- [Written task] Each line containing the word "title" should be found and copied.

---------- Material for the task

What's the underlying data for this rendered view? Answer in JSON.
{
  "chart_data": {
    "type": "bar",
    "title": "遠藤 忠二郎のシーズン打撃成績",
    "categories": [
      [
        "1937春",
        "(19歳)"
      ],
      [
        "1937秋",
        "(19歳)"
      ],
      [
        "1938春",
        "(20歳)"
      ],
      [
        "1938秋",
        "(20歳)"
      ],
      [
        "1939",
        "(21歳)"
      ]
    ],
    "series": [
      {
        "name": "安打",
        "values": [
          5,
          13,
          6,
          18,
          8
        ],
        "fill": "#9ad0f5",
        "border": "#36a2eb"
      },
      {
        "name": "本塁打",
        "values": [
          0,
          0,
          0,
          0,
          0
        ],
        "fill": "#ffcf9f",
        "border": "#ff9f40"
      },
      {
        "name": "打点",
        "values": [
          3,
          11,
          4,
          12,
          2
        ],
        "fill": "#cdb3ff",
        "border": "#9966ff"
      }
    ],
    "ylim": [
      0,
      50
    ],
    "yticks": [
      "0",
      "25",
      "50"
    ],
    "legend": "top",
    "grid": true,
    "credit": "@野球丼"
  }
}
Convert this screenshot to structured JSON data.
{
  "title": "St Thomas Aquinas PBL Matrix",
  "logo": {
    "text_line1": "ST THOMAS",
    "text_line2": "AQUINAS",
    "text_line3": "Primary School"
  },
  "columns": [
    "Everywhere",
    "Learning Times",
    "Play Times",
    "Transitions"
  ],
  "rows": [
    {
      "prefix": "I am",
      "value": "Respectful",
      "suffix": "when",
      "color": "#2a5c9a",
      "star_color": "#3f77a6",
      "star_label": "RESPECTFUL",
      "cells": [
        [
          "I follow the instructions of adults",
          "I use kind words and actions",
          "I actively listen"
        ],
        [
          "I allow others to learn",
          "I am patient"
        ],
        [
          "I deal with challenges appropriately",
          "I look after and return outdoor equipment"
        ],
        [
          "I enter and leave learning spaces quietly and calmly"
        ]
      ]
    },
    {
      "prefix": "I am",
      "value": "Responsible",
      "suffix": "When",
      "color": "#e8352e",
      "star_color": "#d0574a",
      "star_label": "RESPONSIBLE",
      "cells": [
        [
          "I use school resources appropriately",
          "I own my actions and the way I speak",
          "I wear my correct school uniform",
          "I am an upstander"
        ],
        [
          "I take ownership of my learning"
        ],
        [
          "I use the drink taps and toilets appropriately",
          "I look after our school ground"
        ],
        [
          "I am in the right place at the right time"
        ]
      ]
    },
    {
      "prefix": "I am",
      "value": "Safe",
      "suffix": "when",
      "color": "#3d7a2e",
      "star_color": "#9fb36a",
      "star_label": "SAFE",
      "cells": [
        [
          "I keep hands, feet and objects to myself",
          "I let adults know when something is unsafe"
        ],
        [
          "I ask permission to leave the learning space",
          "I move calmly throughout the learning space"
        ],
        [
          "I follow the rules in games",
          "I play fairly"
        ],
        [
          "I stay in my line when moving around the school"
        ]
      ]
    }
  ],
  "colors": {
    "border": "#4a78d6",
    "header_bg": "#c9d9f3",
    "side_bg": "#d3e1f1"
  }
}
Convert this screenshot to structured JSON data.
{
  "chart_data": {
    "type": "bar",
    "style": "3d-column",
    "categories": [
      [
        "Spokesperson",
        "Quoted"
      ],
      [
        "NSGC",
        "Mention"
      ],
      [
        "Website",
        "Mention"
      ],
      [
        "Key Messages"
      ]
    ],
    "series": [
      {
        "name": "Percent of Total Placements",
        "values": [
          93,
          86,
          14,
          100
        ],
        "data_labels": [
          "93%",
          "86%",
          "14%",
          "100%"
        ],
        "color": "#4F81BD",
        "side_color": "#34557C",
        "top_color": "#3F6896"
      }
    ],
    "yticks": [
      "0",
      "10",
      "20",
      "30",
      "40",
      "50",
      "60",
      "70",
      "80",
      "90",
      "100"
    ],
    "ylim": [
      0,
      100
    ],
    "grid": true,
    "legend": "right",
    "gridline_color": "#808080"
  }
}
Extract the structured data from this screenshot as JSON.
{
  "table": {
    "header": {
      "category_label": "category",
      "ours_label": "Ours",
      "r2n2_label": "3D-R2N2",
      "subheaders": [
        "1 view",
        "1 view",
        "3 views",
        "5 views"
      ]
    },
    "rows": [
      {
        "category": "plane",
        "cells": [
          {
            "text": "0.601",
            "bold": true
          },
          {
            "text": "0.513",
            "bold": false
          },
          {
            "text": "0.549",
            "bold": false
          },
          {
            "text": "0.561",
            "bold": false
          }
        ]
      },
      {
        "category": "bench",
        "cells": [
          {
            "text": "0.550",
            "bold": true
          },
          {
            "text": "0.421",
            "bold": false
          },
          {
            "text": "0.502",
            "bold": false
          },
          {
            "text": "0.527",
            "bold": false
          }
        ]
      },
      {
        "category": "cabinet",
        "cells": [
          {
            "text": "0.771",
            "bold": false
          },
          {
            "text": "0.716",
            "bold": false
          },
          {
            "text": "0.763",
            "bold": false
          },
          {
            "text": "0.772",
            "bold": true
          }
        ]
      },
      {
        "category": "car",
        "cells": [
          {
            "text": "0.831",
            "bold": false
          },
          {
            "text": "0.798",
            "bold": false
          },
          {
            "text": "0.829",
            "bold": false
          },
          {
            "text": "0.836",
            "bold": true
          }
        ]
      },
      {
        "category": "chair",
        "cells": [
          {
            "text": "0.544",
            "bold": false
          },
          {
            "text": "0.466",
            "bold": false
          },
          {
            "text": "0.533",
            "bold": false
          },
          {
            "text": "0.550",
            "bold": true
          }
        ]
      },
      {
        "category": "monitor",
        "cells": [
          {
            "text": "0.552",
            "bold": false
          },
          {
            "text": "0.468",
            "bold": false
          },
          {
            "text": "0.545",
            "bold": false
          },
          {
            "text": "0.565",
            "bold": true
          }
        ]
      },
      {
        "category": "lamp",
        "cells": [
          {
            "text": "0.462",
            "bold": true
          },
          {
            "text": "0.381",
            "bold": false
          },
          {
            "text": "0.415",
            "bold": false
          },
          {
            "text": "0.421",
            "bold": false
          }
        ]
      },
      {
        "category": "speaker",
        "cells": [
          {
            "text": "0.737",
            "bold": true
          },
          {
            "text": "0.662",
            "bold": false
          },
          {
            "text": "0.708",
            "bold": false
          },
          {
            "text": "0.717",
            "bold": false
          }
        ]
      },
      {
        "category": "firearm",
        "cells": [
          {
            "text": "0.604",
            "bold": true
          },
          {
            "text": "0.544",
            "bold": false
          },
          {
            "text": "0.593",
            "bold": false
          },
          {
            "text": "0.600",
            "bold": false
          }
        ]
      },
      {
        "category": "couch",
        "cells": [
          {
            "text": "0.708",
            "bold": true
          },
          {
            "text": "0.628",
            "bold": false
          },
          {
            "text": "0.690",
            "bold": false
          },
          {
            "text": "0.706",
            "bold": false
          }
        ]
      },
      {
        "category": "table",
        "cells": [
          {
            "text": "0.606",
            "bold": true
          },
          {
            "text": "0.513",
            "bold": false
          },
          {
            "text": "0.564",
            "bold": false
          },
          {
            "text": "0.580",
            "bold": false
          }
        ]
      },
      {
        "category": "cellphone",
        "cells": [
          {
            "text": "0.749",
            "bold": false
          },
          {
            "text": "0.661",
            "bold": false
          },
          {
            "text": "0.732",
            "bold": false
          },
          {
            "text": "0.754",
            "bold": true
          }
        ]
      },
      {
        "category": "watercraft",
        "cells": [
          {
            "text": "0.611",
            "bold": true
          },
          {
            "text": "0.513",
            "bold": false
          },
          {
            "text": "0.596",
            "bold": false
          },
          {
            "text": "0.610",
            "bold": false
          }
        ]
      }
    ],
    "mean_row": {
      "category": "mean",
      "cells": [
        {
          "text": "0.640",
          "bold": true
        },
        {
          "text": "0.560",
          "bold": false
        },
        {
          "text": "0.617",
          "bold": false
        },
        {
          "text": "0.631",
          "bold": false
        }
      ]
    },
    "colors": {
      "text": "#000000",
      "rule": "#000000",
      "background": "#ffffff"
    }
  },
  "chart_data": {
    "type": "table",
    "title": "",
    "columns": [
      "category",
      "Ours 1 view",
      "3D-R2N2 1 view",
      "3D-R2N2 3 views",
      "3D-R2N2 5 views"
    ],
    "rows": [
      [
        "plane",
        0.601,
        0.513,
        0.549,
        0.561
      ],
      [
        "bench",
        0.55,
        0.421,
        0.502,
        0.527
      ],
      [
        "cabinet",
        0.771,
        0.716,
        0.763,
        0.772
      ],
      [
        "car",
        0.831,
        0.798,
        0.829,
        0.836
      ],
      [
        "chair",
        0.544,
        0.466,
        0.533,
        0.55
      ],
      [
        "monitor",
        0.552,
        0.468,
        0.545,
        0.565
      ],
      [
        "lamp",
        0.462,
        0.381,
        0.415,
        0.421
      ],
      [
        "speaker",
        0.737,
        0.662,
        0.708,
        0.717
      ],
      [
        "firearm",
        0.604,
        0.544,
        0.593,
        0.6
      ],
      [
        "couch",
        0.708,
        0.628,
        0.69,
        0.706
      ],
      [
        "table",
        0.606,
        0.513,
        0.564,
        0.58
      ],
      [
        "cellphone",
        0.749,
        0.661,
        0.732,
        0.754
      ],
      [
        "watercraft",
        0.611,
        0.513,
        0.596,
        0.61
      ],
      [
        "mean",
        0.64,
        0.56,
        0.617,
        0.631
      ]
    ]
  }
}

--------------------

- [Solution to the exercise]
    "title": "遠藤 忠二郎のシーズン打撃成績",
  "title": "St Thomas Aquinas PBL Matrix",
    "title": "",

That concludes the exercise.